-------- DATA SUPPLIED
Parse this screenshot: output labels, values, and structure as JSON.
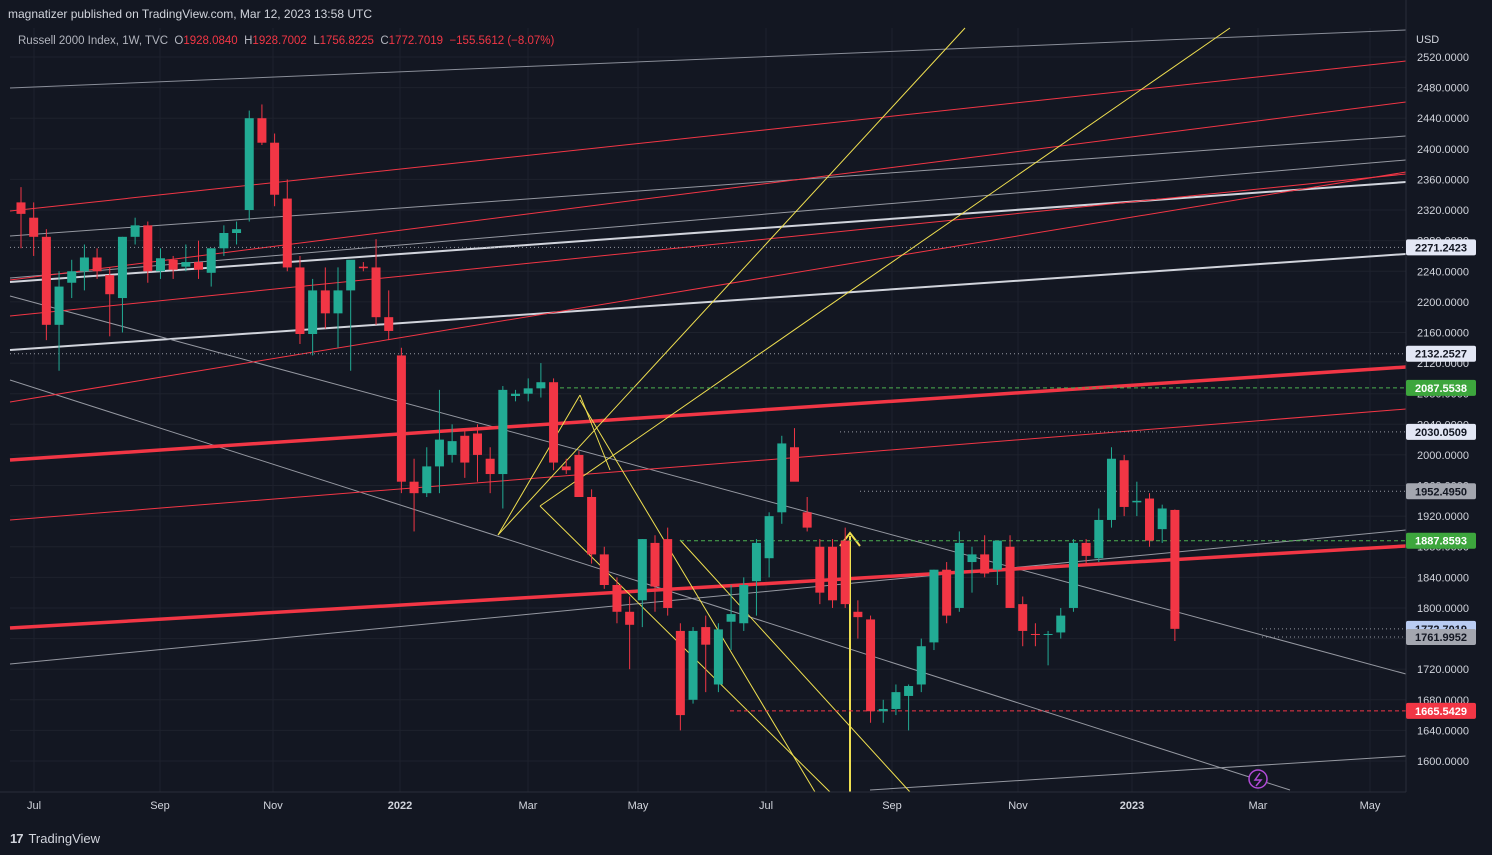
{
  "header": {
    "published": "magnatizer published on TradingView.com, Mar 12, 2023 13:58 UTC"
  },
  "legend": {
    "symbol": "Russell 2000 Index, 1W, TVC",
    "o_label": "O",
    "o_value": "1928.0840",
    "h_label": "H",
    "h_value": "1928.7002",
    "l_label": "L",
    "l_value": "1756.8225",
    "c_label": "C",
    "c_value": "1772.7019",
    "change": "−155.5612 (−8.07%)"
  },
  "footer": {
    "brand": "TradingView",
    "logo": "17"
  },
  "chart_data": {
    "type": "candlestick",
    "currency": "USD",
    "ylim": [
      1570,
      2530
    ],
    "y_ticks": [
      "2520.0000",
      "2480.0000",
      "2440.0000",
      "2400.0000",
      "2360.0000",
      "2320.0000",
      "2280.0000",
      "2240.0000",
      "2200.0000",
      "2160.0000",
      "2120.0000",
      "2080.0000",
      "2040.0000",
      "2000.0000",
      "1960.0000",
      "1920.0000",
      "1880.0000",
      "1840.0000",
      "1800.0000",
      "1760.0000",
      "1720.0000",
      "1680.0000",
      "1640.0000",
      "1600.0000"
    ],
    "x_ticks": [
      "Jul",
      "Sep",
      "Nov",
      "2022",
      "Mar",
      "May",
      "Jul",
      "Sep",
      "Nov",
      "2023",
      "Mar",
      "May"
    ],
    "price_labels": [
      {
        "value": 2271.2423,
        "text": "2271.2423",
        "style": "light"
      },
      {
        "value": 2132.2527,
        "text": "2132.2527",
        "style": "light"
      },
      {
        "value": 2087.5538,
        "text": "2087.5538",
        "style": "green"
      },
      {
        "value": 2030.0509,
        "text": "2030.0509",
        "style": "light"
      },
      {
        "value": 1952.495,
        "text": "1952.4950",
        "style": "gray"
      },
      {
        "value": 1887.8593,
        "text": "1887.8593",
        "style": "green"
      },
      {
        "value": 1772.7019,
        "text": "1772.7019",
        "style": "blue"
      },
      {
        "value": 1761.9952,
        "text": "1761.9952",
        "style": "gray"
      },
      {
        "value": 1665.5429,
        "text": "1665.5429",
        "style": "red"
      }
    ],
    "candles": [
      {
        "o": 2330,
        "h": 2350,
        "l": 2270,
        "c": 2315
      },
      {
        "o": 2310,
        "h": 2330,
        "l": 2260,
        "c": 2285
      },
      {
        "o": 2285,
        "h": 2295,
        "l": 2150,
        "c": 2170
      },
      {
        "o": 2170,
        "h": 2240,
        "l": 2110,
        "c": 2220
      },
      {
        "o": 2225,
        "h": 2255,
        "l": 2205,
        "c": 2240
      },
      {
        "o": 2240,
        "h": 2275,
        "l": 2215,
        "c": 2258
      },
      {
        "o": 2258,
        "h": 2270,
        "l": 2230,
        "c": 2240
      },
      {
        "o": 2235,
        "h": 2245,
        "l": 2155,
        "c": 2210
      },
      {
        "o": 2205,
        "h": 2285,
        "l": 2160,
        "c": 2285
      },
      {
        "o": 2285,
        "h": 2310,
        "l": 2275,
        "c": 2300
      },
      {
        "o": 2300,
        "h": 2305,
        "l": 2225,
        "c": 2240
      },
      {
        "o": 2240,
        "h": 2270,
        "l": 2230,
        "c": 2257
      },
      {
        "o": 2255,
        "h": 2260,
        "l": 2230,
        "c": 2242
      },
      {
        "o": 2246,
        "h": 2275,
        "l": 2240,
        "c": 2252
      },
      {
        "o": 2252,
        "h": 2280,
        "l": 2230,
        "c": 2242
      },
      {
        "o": 2238,
        "h": 2270,
        "l": 2220,
        "c": 2270
      },
      {
        "o": 2270,
        "h": 2300,
        "l": 2260,
        "c": 2290
      },
      {
        "o": 2290,
        "h": 2305,
        "l": 2275,
        "c": 2295
      },
      {
        "o": 2320,
        "h": 2450,
        "l": 2305,
        "c": 2440
      },
      {
        "o": 2440,
        "h": 2458,
        "l": 2405,
        "c": 2408
      },
      {
        "o": 2408,
        "h": 2420,
        "l": 2325,
        "c": 2340
      },
      {
        "o": 2335,
        "h": 2360,
        "l": 2240,
        "c": 2245
      },
      {
        "o": 2245,
        "h": 2260,
        "l": 2145,
        "c": 2158
      },
      {
        "o": 2158,
        "h": 2230,
        "l": 2130,
        "c": 2215
      },
      {
        "o": 2215,
        "h": 2245,
        "l": 2165,
        "c": 2185
      },
      {
        "o": 2185,
        "h": 2245,
        "l": 2140,
        "c": 2215
      },
      {
        "o": 2215,
        "h": 2250,
        "l": 2110,
        "c": 2255
      },
      {
        "o": 2246,
        "h": 2252,
        "l": 2240,
        "c": 2244
      },
      {
        "o": 2245,
        "h": 2282,
        "l": 2170,
        "c": 2180
      },
      {
        "o": 2180,
        "h": 2215,
        "l": 2150,
        "c": 2162
      },
      {
        "o": 2130,
        "h": 2140,
        "l": 1950,
        "c": 1965
      },
      {
        "o": 1965,
        "h": 1995,
        "l": 1900,
        "c": 1950
      },
      {
        "o": 1950,
        "h": 2010,
        "l": 1945,
        "c": 1985
      },
      {
        "o": 1985,
        "h": 2085,
        "l": 1950,
        "c": 2020
      },
      {
        "o": 2000,
        "h": 2040,
        "l": 1990,
        "c": 2018
      },
      {
        "o": 2025,
        "h": 2035,
        "l": 1970,
        "c": 1990
      },
      {
        "o": 2028,
        "h": 2040,
        "l": 1965,
        "c": 2000
      },
      {
        "o": 1995,
        "h": 2010,
        "l": 1950,
        "c": 1975
      },
      {
        "o": 1975,
        "h": 2090,
        "l": 1930,
        "c": 2085
      },
      {
        "o": 2077,
        "h": 2085,
        "l": 2070,
        "c": 2080
      },
      {
        "o": 2080,
        "h": 2100,
        "l": 2070,
        "c": 2087
      },
      {
        "o": 2087,
        "h": 2120,
        "l": 2075,
        "c": 2095
      },
      {
        "o": 2095,
        "h": 2100,
        "l": 1980,
        "c": 1990
      },
      {
        "o": 1985,
        "h": 1995,
        "l": 1975,
        "c": 1980
      },
      {
        "o": 2000,
        "h": 2005,
        "l": 1950,
        "c": 1945
      },
      {
        "o": 1945,
        "h": 1955,
        "l": 1858,
        "c": 1870
      },
      {
        "o": 1870,
        "h": 1880,
        "l": 1825,
        "c": 1830
      },
      {
        "o": 1830,
        "h": 1840,
        "l": 1780,
        "c": 1795
      },
      {
        "o": 1795,
        "h": 1815,
        "l": 1720,
        "c": 1778
      },
      {
        "o": 1810,
        "h": 1890,
        "l": 1775,
        "c": 1890
      },
      {
        "o": 1885,
        "h": 1895,
        "l": 1795,
        "c": 1828
      },
      {
        "o": 1890,
        "h": 1905,
        "l": 1790,
        "c": 1800
      },
      {
        "o": 1770,
        "h": 1780,
        "l": 1640,
        "c": 1660
      },
      {
        "o": 1680,
        "h": 1775,
        "l": 1675,
        "c": 1770
      },
      {
        "o": 1775,
        "h": 1790,
        "l": 1690,
        "c": 1752
      },
      {
        "o": 1700,
        "h": 1780,
        "l": 1690,
        "c": 1772
      },
      {
        "o": 1782,
        "h": 1830,
        "l": 1745,
        "c": 1792
      },
      {
        "o": 1780,
        "h": 1840,
        "l": 1770,
        "c": 1830
      },
      {
        "o": 1835,
        "h": 1890,
        "l": 1790,
        "c": 1885
      },
      {
        "o": 1865,
        "h": 1925,
        "l": 1840,
        "c": 1920
      },
      {
        "o": 1925,
        "h": 2025,
        "l": 1910,
        "c": 2015
      },
      {
        "o": 2010,
        "h": 2035,
        "l": 1970,
        "c": 1965
      },
      {
        "o": 1925,
        "h": 1945,
        "l": 1900,
        "c": 1905
      },
      {
        "o": 1880,
        "h": 1890,
        "l": 1805,
        "c": 1820
      },
      {
        "o": 1880,
        "h": 1890,
        "l": 1800,
        "c": 1810
      },
      {
        "o": 1888,
        "h": 1905,
        "l": 1800,
        "c": 1805
      },
      {
        "o": 1795,
        "h": 1810,
        "l": 1760,
        "c": 1788
      },
      {
        "o": 1785,
        "h": 1790,
        "l": 1650,
        "c": 1665
      },
      {
        "o": 1665,
        "h": 1680,
        "l": 1650,
        "c": 1668
      },
      {
        "o": 1668,
        "h": 1700,
        "l": 1660,
        "c": 1690
      },
      {
        "o": 1685,
        "h": 1700,
        "l": 1640,
        "c": 1698
      },
      {
        "o": 1700,
        "h": 1760,
        "l": 1690,
        "c": 1750
      },
      {
        "o": 1755,
        "h": 1850,
        "l": 1745,
        "c": 1850
      },
      {
        "o": 1850,
        "h": 1860,
        "l": 1780,
        "c": 1790
      },
      {
        "o": 1800,
        "h": 1900,
        "l": 1795,
        "c": 1885
      },
      {
        "o": 1860,
        "h": 1880,
        "l": 1820,
        "c": 1870
      },
      {
        "o": 1870,
        "h": 1895,
        "l": 1840,
        "c": 1845
      },
      {
        "o": 1850,
        "h": 1880,
        "l": 1830,
        "c": 1888
      },
      {
        "o": 1880,
        "h": 1895,
        "l": 1800,
        "c": 1800
      },
      {
        "o": 1805,
        "h": 1815,
        "l": 1750,
        "c": 1770
      },
      {
        "o": 1766,
        "h": 1780,
        "l": 1750,
        "c": 1765
      },
      {
        "o": 1765,
        "h": 1770,
        "l": 1725,
        "c": 1766
      },
      {
        "o": 1768,
        "h": 1800,
        "l": 1760,
        "c": 1790
      },
      {
        "o": 1800,
        "h": 1890,
        "l": 1795,
        "c": 1885
      },
      {
        "o": 1885,
        "h": 1890,
        "l": 1855,
        "c": 1868
      },
      {
        "o": 1865,
        "h": 1930,
        "l": 1860,
        "c": 1915
      },
      {
        "o": 1915,
        "h": 2010,
        "l": 1905,
        "c": 1995
      },
      {
        "o": 1993,
        "h": 2000,
        "l": 1920,
        "c": 1932
      },
      {
        "o": 1938,
        "h": 1965,
        "l": 1920,
        "c": 1940
      },
      {
        "o": 1943,
        "h": 1950,
        "l": 1880,
        "c": 1888
      },
      {
        "o": 1903,
        "h": 1935,
        "l": 1885,
        "c": 1930
      },
      {
        "o": 1928.084,
        "h": 1928.7002,
        "l": 1756.8225,
        "c": 1772.7019
      }
    ],
    "colors": {
      "up": "#22ab94",
      "down": "#f23645",
      "background": "#131722",
      "grid": "#1e222d",
      "yellow": "#f0e050",
      "white_line": "#b2b5be"
    }
  }
}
----------------
- **DIRECTIONS**: Isolate each line of the listing above that includes "TradingView". Copy it.

- **EXERCISE RESPONSE**:
    "published": "magnatizer published on TradingView.com, Mar 12, 2023 13:58 UTC"
    "brand": "TradingView",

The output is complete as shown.